- Exercise objective -
List each line of the data in which the string "JSON" appears.

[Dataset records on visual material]
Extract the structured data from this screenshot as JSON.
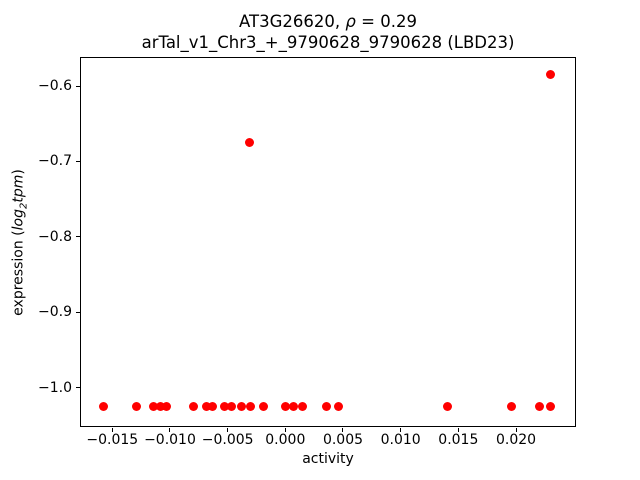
{
  "figure": {
    "title_gene": "AT3G26620, ",
    "title_rho": "ρ",
    "title_eq": " = 0.29",
    "subtitle": "arTal_v1_Chr3_+_9790628_9790628 (LBD23)",
    "xlabel": "activity",
    "ylabel_pre": "expression (",
    "ylabel_log": "log",
    "ylabel_sub": "2",
    "ylabel_var": "tpm",
    "ylabel_post": ")"
  },
  "chart_data": {
    "type": "scatter",
    "title": "AT3G26620, ρ = 0.29",
    "subtitle": "arTal_v1_Chr3_+_9790628_9790628 (LBD23)",
    "xlabel": "activity",
    "ylabel": "expression (log2 tpm)",
    "marker_color": "#ff0000",
    "marker_size_px": 9,
    "background": "#ffffff",
    "grid": false,
    "legend": null,
    "xlim": [
      -0.0178,
      0.0252
    ],
    "ylim": [
      -1.0525,
      -0.5622
    ],
    "xticks": {
      "values": [
        -0.015,
        -0.01,
        -0.005,
        0.0,
        0.005,
        0.01,
        0.015,
        0.02
      ],
      "labels": [
        "−0.015",
        "−0.010",
        "−0.005",
        "0.000",
        "0.005",
        "0.010",
        "0.015",
        "0.020"
      ]
    },
    "yticks": {
      "values": [
        -1.0,
        -0.9,
        -0.8,
        -0.7,
        -0.6
      ],
      "labels": [
        "−1.0",
        "−0.9",
        "−0.8",
        "−0.7",
        "−0.6"
      ]
    },
    "points": [
      [
        -0.0158,
        -1.025
      ],
      [
        -0.0129,
        -1.025
      ],
      [
        -0.0114,
        -1.025
      ],
      [
        -0.0108,
        -1.025
      ],
      [
        -0.0103,
        -1.025
      ],
      [
        -0.008,
        -1.025
      ],
      [
        -0.0068,
        -1.025
      ],
      [
        -0.0063,
        -1.025
      ],
      [
        -0.0053,
        -1.025
      ],
      [
        -0.0047,
        -1.025
      ],
      [
        -0.0038,
        -1.025
      ],
      [
        -0.003,
        -1.025
      ],
      [
        -0.0019,
        -1.025
      ],
      [
        0.0,
        -1.025
      ],
      [
        0.0007,
        -1.025
      ],
      [
        0.0015,
        -1.025
      ],
      [
        0.0036,
        -1.025
      ],
      [
        0.0046,
        -1.025
      ],
      [
        0.0141,
        -1.025
      ],
      [
        0.0196,
        -1.025
      ],
      [
        0.022,
        -1.025
      ],
      [
        0.023,
        -1.025
      ],
      [
        -0.0031,
        -0.675
      ],
      [
        0.023,
        -0.585
      ]
    ]
  }
}
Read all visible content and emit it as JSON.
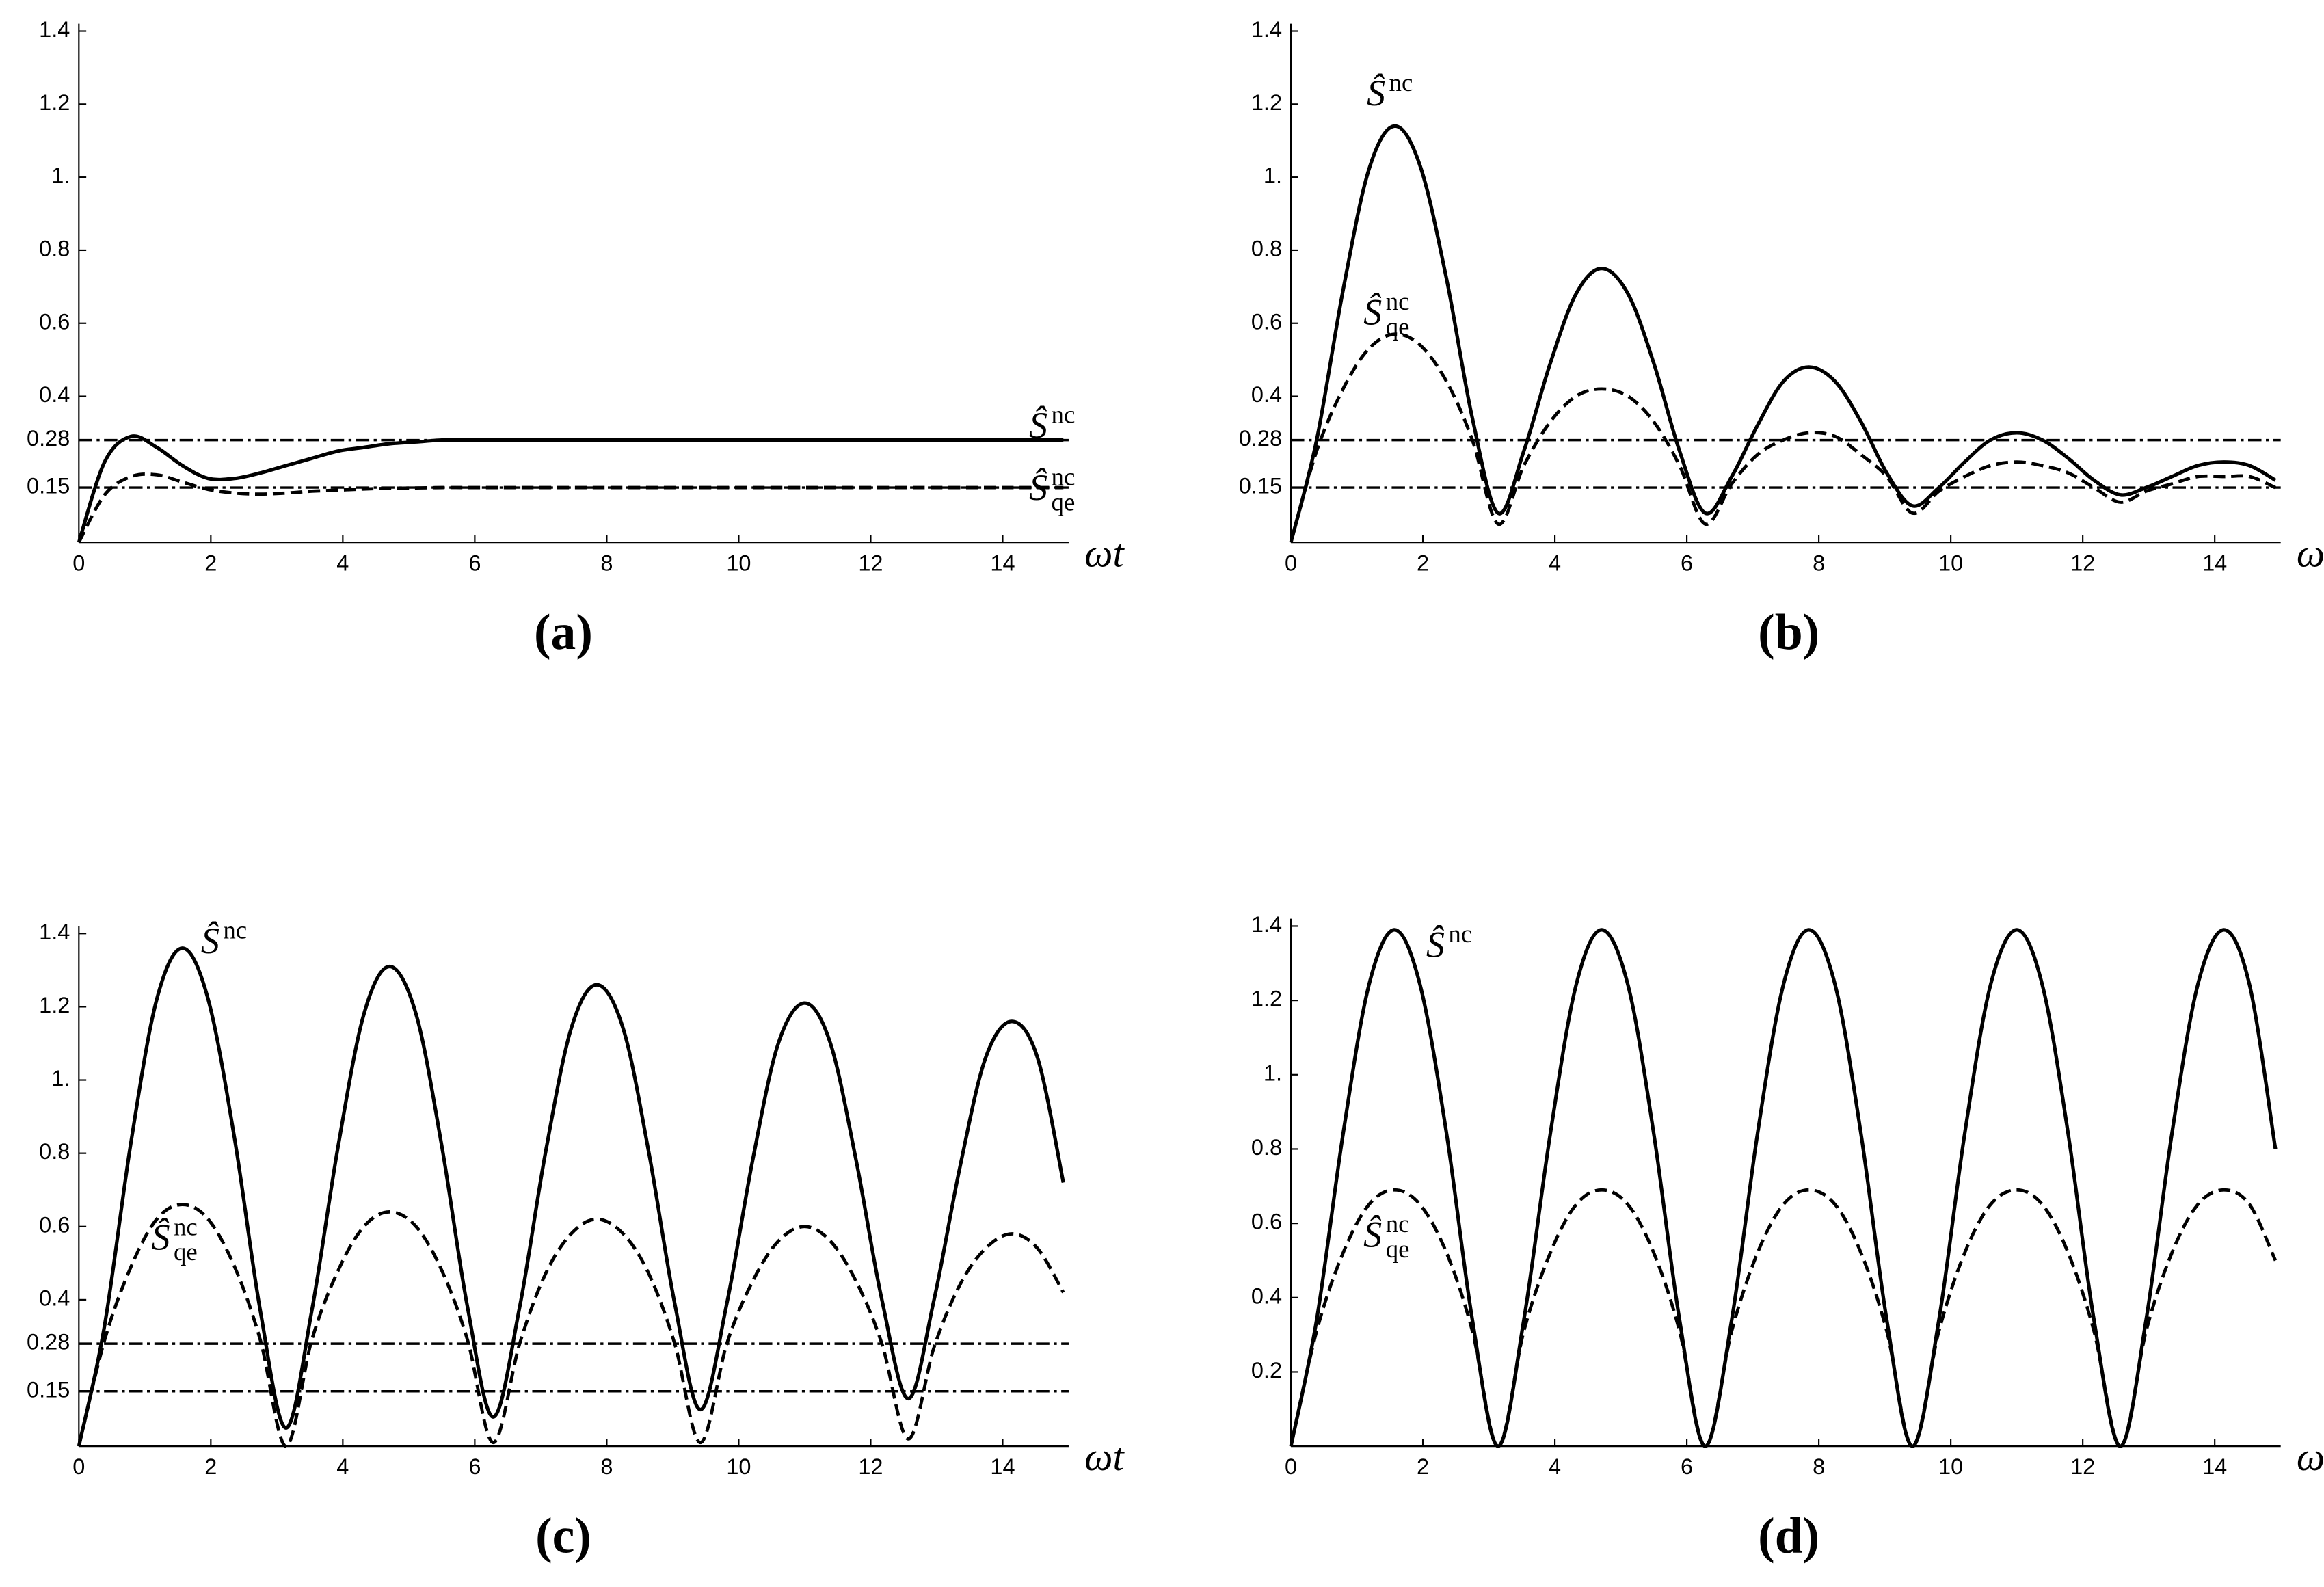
{
  "chart_data": [
    {
      "type": "line",
      "panel_label": "(a)",
      "x_label": "ωt",
      "xlim": [
        0,
        15
      ],
      "ylim": [
        0,
        1.4
      ],
      "xticks": [
        0,
        2,
        4,
        6,
        8,
        10,
        12,
        14
      ],
      "yticks": [
        0.15,
        0.28,
        0.4,
        0.6,
        0.8,
        {
          "value": 1,
          "label": "1."
        },
        1.2,
        1.4
      ],
      "hlines": [
        0.28,
        0.15
      ],
      "hline_style": "dashdot",
      "x": [
        0,
        0.39,
        0.79,
        1.18,
        1.57,
        1.96,
        2.36,
        2.75,
        3.14,
        3.53,
        3.93,
        4.32,
        4.71,
        5.11,
        5.5,
        5.89,
        6.28,
        6.68,
        7.07,
        7.46,
        7.85,
        8.25,
        8.64,
        9.03,
        9.42,
        9.82,
        10.21,
        10.6,
        11,
        11.39,
        11.78,
        12.17,
        12.57,
        12.96,
        13.35,
        13.74,
        14.14,
        14.53,
        14.92
      ],
      "series": [
        {
          "color": "#000000",
          "style": "solid",
          "values": [
            0,
            0.22,
            0.29,
            0.26,
            0.21,
            0.175,
            0.175,
            0.19,
            0.21,
            0.23,
            0.25,
            0.26,
            0.27,
            0.275,
            0.28,
            0.28,
            0.28,
            0.28,
            0.28,
            0.28,
            0.28,
            0.28,
            0.28,
            0.28,
            0.28,
            0.28,
            0.28,
            0.28,
            0.28,
            0.28,
            0.28,
            0.28,
            0.28,
            0.28,
            0.28,
            0.28,
            0.28,
            0.28,
            0.28
          ]
        },
        {
          "color": "#000000",
          "style": "dashed",
          "values": [
            0,
            0.13,
            0.18,
            0.185,
            0.165,
            0.145,
            0.135,
            0.132,
            0.135,
            0.14,
            0.143,
            0.146,
            0.148,
            0.149,
            0.15,
            0.15,
            0.15,
            0.15,
            0.15,
            0.15,
            0.15,
            0.15,
            0.15,
            0.15,
            0.15,
            0.15,
            0.15,
            0.15,
            0.15,
            0.15,
            0.15,
            0.15,
            0.15,
            0.15,
            0.15,
            0.15,
            0.15,
            0.15,
            0.15
          ]
        }
      ],
      "annotations": [
        {
          "text": "Ŝ",
          "sup": "nc"
        },
        {
          "text": "Ŝ",
          "sup": "nc",
          "sub": "qe"
        }
      ]
    },
    {
      "type": "line",
      "panel_label": "(b)",
      "x_label": "ωt",
      "xlim": [
        0,
        15
      ],
      "ylim": [
        0,
        1.4
      ],
      "xticks": [
        0,
        2,
        4,
        6,
        8,
        10,
        12,
        14
      ],
      "yticks": [
        0.15,
        0.28,
        0.4,
        0.6,
        0.8,
        {
          "value": 1,
          "label": "1."
        },
        1.2,
        1.4
      ],
      "hlines": [
        0.28,
        0.15
      ],
      "hline_style": "dashdot",
      "x": [
        0,
        0.39,
        0.79,
        1.18,
        1.57,
        1.96,
        2.36,
        2.75,
        3.14,
        3.53,
        3.93,
        4.32,
        4.71,
        5.11,
        5.5,
        5.89,
        6.28,
        6.68,
        7.07,
        7.46,
        7.85,
        8.25,
        8.64,
        9.03,
        9.42,
        9.82,
        10.21,
        10.6,
        11,
        11.39,
        11.78,
        12.17,
        12.57,
        12.96,
        13.35,
        13.74,
        14.14,
        14.53,
        14.92
      ],
      "series": [
        {
          "color": "#000000",
          "style": "solid",
          "values": [
            0,
            0.28,
            0.69,
            1.02,
            1.14,
            1.03,
            0.72,
            0.34,
            0.08,
            0.25,
            0.49,
            0.68,
            0.75,
            0.68,
            0.49,
            0.25,
            0.08,
            0.18,
            0.32,
            0.44,
            0.48,
            0.44,
            0.33,
            0.19,
            0.1,
            0.15,
            0.22,
            0.28,
            0.3,
            0.28,
            0.23,
            0.17,
            0.13,
            0.15,
            0.18,
            0.21,
            0.22,
            0.21,
            0.17
          ]
        },
        {
          "color": "#000000",
          "style": "dashed",
          "values": [
            0,
            0.25,
            0.42,
            0.53,
            0.57,
            0.54,
            0.44,
            0.28,
            0.05,
            0.21,
            0.33,
            0.4,
            0.42,
            0.4,
            0.33,
            0.21,
            0.05,
            0.16,
            0.24,
            0.28,
            0.3,
            0.29,
            0.24,
            0.18,
            0.08,
            0.14,
            0.18,
            0.21,
            0.22,
            0.21,
            0.19,
            0.15,
            0.11,
            0.14,
            0.16,
            0.18,
            0.18,
            0.18,
            0.15
          ]
        }
      ],
      "annotations": [
        {
          "text": "Ŝ",
          "sup": "nc"
        },
        {
          "text": "Ŝ",
          "sup": "nc",
          "sub": "qe"
        }
      ]
    },
    {
      "type": "line",
      "panel_label": "(c)",
      "x_label": "ωt",
      "xlim": [
        0,
        15
      ],
      "ylim": [
        0,
        1.4
      ],
      "xticks": [
        0,
        2,
        4,
        6,
        8,
        10,
        12,
        14
      ],
      "yticks": [
        0.15,
        0.28,
        0.4,
        0.6,
        0.8,
        {
          "value": 1,
          "label": "1."
        },
        1.2,
        1.4
      ],
      "hlines": [
        0.28,
        0.15
      ],
      "hline_style": "dashdot",
      "x": [
        0,
        0.39,
        0.79,
        1.18,
        1.57,
        1.96,
        2.36,
        2.75,
        3.14,
        3.53,
        3.93,
        4.32,
        4.71,
        5.11,
        5.5,
        5.89,
        6.28,
        6.68,
        7.07,
        7.46,
        7.85,
        8.25,
        8.64,
        9.03,
        9.42,
        9.82,
        10.21,
        10.6,
        11,
        11.39,
        11.78,
        12.17,
        12.57,
        12.96,
        13.35,
        13.74,
        14.14,
        14.53,
        14.92
      ],
      "series": [
        {
          "color": "#000000",
          "style": "solid",
          "values": [
            0,
            0.33,
            0.83,
            1.22,
            1.36,
            1.22,
            0.84,
            0.37,
            0.05,
            0.37,
            0.82,
            1.18,
            1.31,
            1.18,
            0.82,
            0.38,
            0.08,
            0.38,
            0.8,
            1.14,
            1.26,
            1.14,
            0.8,
            0.39,
            0.1,
            0.39,
            0.78,
            1.1,
            1.21,
            1.1,
            0.78,
            0.4,
            0.13,
            0.4,
            0.76,
            1.06,
            1.16,
            1.06,
            0.72
          ]
        },
        {
          "color": "#000000",
          "style": "dashed",
          "values": [
            0,
            0.29,
            0.49,
            0.62,
            0.66,
            0.62,
            0.49,
            0.29,
            0,
            0.29,
            0.48,
            0.6,
            0.64,
            0.6,
            0.48,
            0.29,
            0.01,
            0.28,
            0.47,
            0.58,
            0.62,
            0.58,
            0.47,
            0.28,
            0.01,
            0.28,
            0.45,
            0.56,
            0.6,
            0.56,
            0.45,
            0.28,
            0.02,
            0.27,
            0.44,
            0.54,
            0.58,
            0.54,
            0.42
          ]
        }
      ],
      "annotations": [
        {
          "text": "Ŝ",
          "sup": "nc"
        },
        {
          "text": "Ŝ",
          "sup": "nc",
          "sub": "qe"
        }
      ]
    },
    {
      "type": "line",
      "panel_label": "(d)",
      "x_label": "ωt",
      "xlim": [
        0,
        15
      ],
      "ylim": [
        0,
        1.4
      ],
      "xticks": [
        0,
        2,
        4,
        6,
        8,
        10,
        12,
        14
      ],
      "yticks": [
        0.2,
        0.4,
        0.6,
        0.8,
        {
          "value": 1,
          "label": "1."
        },
        1.2,
        1.4
      ],
      "x": [
        0,
        0.39,
        0.79,
        1.18,
        1.57,
        1.96,
        2.36,
        2.75,
        3.14,
        3.53,
        3.93,
        4.32,
        4.71,
        5.11,
        5.5,
        5.89,
        6.28,
        6.68,
        7.07,
        7.46,
        7.85,
        8.25,
        8.64,
        9.03,
        9.42,
        9.82,
        10.21,
        10.6,
        11,
        11.39,
        11.78,
        12.17,
        12.57,
        12.96,
        13.35,
        13.74,
        14.14,
        14.53,
        14.92
      ],
      "series": [
        {
          "color": "#000000",
          "style": "solid",
          "values": [
            0,
            0.34,
            0.84,
            1.24,
            1.39,
            1.24,
            0.84,
            0.34,
            0,
            0.34,
            0.84,
            1.24,
            1.39,
            1.24,
            0.84,
            0.34,
            0,
            0.34,
            0.84,
            1.24,
            1.39,
            1.24,
            0.84,
            0.34,
            0,
            0.34,
            0.84,
            1.24,
            1.39,
            1.24,
            0.84,
            0.34,
            0,
            0.34,
            0.84,
            1.24,
            1.39,
            1.24,
            0.8
          ]
        },
        {
          "color": "#000000",
          "style": "dashed",
          "values": [
            0,
            0.31,
            0.52,
            0.65,
            0.69,
            0.65,
            0.52,
            0.31,
            0,
            0.31,
            0.52,
            0.65,
            0.69,
            0.65,
            0.52,
            0.31,
            0,
            0.31,
            0.52,
            0.65,
            0.69,
            0.65,
            0.52,
            0.31,
            0,
            0.31,
            0.52,
            0.65,
            0.69,
            0.65,
            0.52,
            0.31,
            0,
            0.31,
            0.52,
            0.65,
            0.69,
            0.65,
            0.5
          ]
        }
      ],
      "annotations": [
        {
          "text": "Ŝ",
          "sup": "nc"
        },
        {
          "text": "Ŝ",
          "sup": "nc",
          "sub": "qe"
        }
      ]
    }
  ]
}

- Expected output -
Extract the structured data from this screenshot as JSON.
Read all visible content and emit it as JSON.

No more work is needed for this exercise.